## Objective
Return every line of the data below that includes the string "same".

------------------------------------------------------------------------

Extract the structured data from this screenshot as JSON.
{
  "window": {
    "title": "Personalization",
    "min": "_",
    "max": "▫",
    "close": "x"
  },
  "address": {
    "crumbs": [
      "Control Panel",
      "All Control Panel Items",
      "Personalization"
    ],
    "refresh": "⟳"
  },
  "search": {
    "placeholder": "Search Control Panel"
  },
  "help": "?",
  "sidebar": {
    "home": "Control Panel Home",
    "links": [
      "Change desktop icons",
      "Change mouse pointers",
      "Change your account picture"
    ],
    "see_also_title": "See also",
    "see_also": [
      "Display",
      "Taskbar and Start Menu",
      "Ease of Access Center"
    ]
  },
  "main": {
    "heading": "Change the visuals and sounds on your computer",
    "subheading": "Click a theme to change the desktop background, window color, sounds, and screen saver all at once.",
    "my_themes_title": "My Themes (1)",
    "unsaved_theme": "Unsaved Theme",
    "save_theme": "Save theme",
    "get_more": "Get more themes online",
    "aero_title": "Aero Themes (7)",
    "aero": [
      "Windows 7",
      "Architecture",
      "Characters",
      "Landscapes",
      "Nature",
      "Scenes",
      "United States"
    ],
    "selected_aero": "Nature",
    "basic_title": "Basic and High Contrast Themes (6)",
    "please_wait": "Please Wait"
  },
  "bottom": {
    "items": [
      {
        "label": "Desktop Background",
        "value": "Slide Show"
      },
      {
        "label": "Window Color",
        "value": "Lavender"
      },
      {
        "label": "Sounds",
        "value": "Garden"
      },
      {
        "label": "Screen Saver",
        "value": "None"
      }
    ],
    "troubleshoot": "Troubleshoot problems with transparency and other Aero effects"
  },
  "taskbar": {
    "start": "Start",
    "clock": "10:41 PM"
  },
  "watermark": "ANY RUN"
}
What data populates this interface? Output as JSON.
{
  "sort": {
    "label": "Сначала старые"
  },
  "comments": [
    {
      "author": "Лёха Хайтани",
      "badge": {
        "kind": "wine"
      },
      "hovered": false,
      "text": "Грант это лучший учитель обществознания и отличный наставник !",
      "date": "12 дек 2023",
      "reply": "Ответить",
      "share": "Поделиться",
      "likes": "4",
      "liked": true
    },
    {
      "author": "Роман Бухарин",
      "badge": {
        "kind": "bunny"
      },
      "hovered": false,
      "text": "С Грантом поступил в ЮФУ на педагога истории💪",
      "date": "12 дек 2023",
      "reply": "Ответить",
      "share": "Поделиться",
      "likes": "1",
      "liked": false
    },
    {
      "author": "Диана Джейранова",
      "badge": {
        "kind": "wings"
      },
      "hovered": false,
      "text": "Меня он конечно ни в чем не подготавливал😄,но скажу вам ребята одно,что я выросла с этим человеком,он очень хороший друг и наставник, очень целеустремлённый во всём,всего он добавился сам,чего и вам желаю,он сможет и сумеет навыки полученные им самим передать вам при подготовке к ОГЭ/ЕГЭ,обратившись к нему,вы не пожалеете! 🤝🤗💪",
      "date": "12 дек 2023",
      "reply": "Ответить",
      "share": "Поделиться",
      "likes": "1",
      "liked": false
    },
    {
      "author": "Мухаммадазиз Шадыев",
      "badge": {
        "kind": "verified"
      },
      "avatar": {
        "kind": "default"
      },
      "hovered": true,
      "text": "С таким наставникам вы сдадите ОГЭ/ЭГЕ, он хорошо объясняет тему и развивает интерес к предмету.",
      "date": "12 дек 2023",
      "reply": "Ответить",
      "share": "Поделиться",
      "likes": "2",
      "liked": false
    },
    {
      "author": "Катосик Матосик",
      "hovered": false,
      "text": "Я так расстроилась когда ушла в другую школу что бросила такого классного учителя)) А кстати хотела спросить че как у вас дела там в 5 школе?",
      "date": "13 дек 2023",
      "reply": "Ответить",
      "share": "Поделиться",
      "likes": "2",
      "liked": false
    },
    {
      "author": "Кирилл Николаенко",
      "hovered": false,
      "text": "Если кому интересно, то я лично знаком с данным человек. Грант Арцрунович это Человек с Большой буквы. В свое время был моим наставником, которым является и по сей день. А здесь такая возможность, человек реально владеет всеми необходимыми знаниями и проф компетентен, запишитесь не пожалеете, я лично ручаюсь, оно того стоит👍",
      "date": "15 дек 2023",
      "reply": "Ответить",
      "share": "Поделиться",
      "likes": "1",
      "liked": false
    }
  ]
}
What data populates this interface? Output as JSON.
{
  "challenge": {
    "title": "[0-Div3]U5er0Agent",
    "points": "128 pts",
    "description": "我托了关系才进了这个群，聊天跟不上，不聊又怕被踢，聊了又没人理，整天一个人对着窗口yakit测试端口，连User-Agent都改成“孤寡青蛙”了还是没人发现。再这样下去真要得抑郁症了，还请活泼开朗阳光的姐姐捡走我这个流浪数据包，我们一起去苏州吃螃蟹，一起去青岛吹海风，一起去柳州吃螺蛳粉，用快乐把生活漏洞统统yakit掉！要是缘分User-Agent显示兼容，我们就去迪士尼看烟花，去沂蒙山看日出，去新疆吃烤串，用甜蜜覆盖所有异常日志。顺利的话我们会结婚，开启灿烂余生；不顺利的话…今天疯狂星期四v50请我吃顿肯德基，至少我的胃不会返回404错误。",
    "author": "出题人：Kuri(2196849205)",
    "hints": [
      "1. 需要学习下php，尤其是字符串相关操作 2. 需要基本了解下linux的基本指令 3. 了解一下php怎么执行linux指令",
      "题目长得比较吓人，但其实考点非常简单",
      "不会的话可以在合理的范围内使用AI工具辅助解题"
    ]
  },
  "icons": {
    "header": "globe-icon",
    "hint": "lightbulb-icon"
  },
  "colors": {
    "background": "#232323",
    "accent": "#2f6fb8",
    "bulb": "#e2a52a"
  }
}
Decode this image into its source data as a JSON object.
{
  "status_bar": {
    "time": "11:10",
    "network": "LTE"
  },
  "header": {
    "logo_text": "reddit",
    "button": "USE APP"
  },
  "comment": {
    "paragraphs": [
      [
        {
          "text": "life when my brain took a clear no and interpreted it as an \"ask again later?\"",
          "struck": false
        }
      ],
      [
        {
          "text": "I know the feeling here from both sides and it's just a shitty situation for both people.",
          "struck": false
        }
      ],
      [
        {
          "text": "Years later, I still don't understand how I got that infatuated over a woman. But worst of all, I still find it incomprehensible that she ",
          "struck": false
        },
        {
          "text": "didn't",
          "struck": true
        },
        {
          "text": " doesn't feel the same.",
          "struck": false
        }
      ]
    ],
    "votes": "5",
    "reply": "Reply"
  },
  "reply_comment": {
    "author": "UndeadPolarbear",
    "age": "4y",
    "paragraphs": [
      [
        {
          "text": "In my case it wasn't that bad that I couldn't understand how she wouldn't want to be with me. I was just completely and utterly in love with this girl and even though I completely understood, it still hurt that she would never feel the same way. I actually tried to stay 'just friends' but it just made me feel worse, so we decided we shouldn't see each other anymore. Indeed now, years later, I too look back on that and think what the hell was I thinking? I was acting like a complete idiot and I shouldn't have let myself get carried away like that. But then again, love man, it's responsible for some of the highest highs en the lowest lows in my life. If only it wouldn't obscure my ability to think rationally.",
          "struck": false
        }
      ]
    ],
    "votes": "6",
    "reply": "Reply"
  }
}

------------------------------------------------------------------------

## Result
          "text": " doesn't feel the same.",
          "text": "In my case it wasn't that bad that I couldn't understand how she wouldn't want to be with me. I was just completely and utterly in love with this girl and even though I completely understood, it still hurt that she would never feel the same way. I actually tried to stay 'just friends' but it just made me feel worse, so we decided we shouldn't see each other anymore. Indeed now, years later, I too look back on that and think what the hell was I thinking? I was acting like a complete idiot and I shouldn't have let myself get carried away like that. But then again, love man, it's responsible for some of the highest highs en the lowest lows in my life. If only it wouldn't obscure my ability to think rationally.",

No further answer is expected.